Only the number is wanted: how many lines contain "câble"?

-- Start DATA ENTRIES --

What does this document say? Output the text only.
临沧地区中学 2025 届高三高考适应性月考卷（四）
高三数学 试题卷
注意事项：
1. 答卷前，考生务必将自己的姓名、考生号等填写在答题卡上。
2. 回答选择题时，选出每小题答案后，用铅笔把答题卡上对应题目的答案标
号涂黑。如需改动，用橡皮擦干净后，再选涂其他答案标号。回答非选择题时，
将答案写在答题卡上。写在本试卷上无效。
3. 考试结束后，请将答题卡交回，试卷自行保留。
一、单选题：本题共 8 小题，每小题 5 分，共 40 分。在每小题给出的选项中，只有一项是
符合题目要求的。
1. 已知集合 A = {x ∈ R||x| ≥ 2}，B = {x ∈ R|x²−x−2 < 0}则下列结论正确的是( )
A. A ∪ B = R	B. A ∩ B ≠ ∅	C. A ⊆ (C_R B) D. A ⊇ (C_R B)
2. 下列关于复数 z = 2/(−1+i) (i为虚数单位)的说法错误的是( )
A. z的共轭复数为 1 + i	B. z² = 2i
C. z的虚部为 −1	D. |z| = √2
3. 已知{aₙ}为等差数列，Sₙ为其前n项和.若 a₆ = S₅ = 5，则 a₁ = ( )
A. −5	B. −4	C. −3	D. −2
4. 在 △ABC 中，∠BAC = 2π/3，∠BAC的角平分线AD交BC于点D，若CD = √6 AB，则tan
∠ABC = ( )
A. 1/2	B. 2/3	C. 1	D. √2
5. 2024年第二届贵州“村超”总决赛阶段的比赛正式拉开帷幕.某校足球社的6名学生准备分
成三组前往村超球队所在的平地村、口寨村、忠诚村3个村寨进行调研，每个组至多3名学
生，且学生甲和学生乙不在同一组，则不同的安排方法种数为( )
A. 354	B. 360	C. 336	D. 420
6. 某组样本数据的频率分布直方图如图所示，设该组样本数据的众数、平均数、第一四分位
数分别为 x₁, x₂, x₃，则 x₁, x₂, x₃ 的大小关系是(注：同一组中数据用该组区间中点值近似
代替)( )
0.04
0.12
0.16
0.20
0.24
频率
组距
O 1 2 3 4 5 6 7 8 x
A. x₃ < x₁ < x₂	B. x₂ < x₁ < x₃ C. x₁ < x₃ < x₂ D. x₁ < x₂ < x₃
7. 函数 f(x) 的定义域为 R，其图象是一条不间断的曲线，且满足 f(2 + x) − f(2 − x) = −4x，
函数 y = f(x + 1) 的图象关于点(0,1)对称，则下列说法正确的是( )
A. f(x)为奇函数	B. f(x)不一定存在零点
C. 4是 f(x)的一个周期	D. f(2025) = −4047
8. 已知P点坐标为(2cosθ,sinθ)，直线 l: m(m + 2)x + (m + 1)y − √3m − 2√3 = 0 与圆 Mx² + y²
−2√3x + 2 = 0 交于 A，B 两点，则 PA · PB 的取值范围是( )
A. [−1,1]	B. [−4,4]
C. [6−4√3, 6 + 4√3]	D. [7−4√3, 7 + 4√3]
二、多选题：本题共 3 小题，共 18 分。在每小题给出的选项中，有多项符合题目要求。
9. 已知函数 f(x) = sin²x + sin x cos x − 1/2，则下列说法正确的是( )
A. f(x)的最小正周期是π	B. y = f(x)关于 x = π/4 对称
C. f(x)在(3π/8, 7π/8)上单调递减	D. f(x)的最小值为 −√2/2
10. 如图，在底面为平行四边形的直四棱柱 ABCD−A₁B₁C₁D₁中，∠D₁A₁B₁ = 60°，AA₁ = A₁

-- End DATA ENTRIES --
-- Start DATA ENTRIES --

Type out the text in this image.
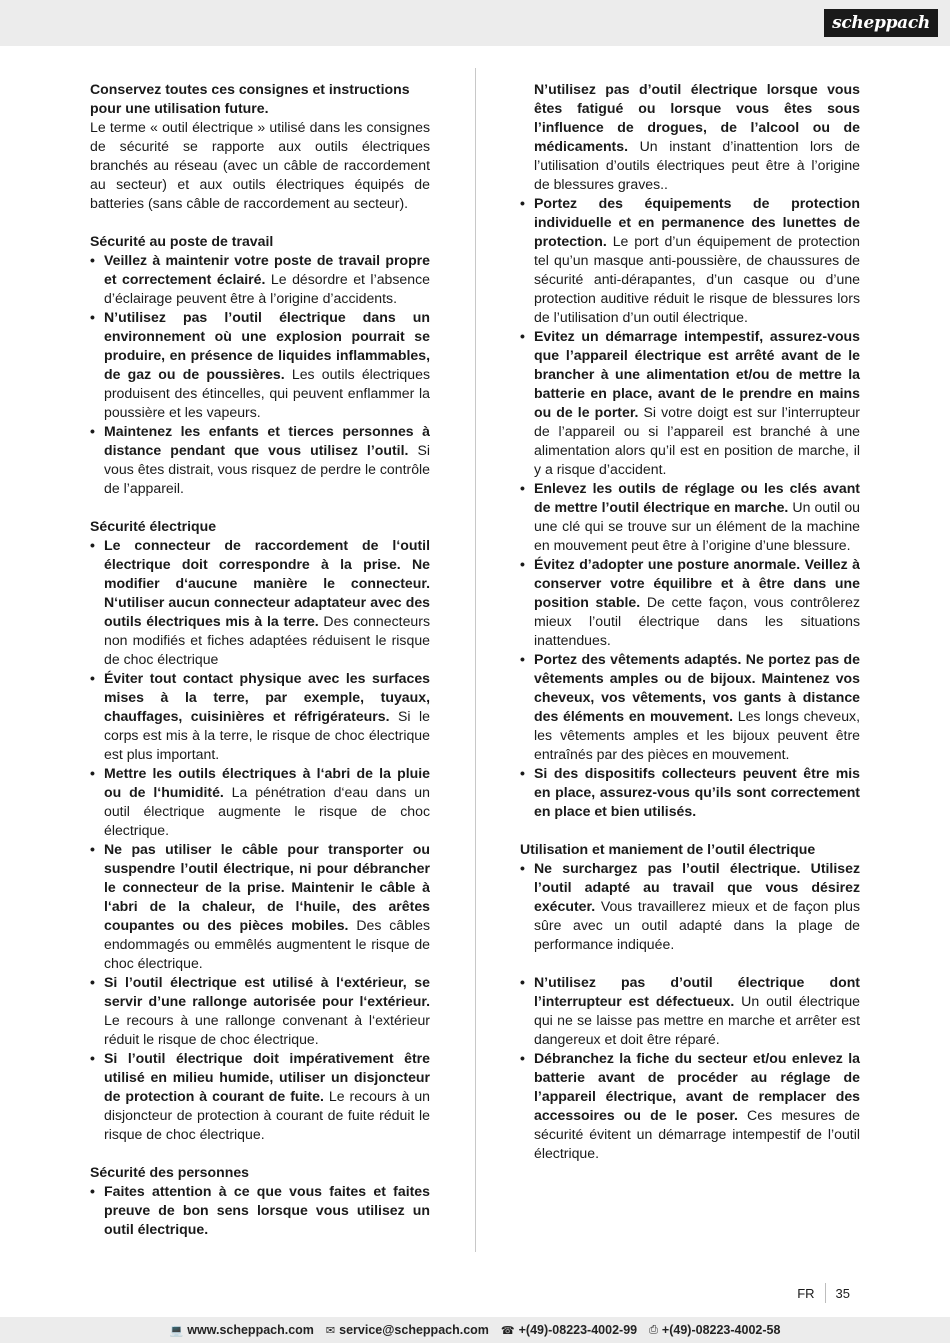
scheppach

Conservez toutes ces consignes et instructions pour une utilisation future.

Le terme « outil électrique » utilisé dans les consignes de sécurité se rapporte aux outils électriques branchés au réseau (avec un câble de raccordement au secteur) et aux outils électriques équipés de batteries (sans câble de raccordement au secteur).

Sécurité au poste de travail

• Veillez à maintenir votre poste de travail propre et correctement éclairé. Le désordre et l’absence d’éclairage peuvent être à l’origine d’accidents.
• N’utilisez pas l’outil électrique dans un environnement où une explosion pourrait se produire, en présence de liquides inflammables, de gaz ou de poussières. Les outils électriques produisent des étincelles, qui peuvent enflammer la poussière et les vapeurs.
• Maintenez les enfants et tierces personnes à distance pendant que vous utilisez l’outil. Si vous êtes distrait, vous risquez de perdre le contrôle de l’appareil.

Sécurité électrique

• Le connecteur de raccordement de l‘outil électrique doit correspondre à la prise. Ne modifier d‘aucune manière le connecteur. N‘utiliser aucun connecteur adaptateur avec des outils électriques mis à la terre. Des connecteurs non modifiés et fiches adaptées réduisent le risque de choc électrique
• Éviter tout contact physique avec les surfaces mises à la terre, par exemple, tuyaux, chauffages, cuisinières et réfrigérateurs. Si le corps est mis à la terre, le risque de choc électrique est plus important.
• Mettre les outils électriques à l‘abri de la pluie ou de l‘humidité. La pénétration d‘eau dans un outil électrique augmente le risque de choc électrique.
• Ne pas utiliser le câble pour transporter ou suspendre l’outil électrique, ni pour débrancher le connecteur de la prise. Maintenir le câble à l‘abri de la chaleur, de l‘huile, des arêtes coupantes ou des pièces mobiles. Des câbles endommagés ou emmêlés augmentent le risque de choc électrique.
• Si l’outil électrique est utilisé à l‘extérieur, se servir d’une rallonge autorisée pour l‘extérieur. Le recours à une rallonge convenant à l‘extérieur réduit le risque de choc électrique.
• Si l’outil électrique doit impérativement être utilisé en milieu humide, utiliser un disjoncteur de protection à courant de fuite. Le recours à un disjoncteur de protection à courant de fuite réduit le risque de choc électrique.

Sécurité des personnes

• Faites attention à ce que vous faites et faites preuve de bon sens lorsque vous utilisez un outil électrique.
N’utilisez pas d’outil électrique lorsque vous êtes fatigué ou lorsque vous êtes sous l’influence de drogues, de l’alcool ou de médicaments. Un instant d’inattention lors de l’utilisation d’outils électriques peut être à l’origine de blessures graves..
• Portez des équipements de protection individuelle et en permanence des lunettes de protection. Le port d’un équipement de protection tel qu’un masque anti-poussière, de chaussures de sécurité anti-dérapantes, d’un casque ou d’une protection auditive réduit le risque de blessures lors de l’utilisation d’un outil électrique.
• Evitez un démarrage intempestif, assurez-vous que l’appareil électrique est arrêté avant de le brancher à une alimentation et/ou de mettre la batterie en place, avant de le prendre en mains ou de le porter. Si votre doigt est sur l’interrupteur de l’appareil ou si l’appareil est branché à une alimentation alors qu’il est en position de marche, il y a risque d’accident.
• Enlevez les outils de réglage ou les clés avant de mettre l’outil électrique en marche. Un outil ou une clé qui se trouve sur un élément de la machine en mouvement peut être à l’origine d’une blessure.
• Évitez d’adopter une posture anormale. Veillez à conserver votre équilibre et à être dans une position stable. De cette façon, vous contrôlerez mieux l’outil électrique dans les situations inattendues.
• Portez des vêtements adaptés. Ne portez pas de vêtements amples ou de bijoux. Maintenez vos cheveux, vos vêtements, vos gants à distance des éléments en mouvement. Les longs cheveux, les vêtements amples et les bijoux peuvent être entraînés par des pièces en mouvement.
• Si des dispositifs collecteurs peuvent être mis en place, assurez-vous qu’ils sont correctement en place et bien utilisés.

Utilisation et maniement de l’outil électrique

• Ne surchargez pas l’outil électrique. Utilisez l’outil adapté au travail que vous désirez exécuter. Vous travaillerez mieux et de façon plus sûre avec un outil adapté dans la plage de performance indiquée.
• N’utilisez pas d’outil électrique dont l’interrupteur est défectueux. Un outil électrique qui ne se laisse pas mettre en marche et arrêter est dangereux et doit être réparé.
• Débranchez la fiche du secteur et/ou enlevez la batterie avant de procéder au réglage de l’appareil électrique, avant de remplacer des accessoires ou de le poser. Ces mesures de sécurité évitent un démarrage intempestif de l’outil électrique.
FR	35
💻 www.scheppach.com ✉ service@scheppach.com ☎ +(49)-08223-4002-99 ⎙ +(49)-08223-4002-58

-- End DATA ENTRIES --

- **REPLY TO THE EXERCISE**: 2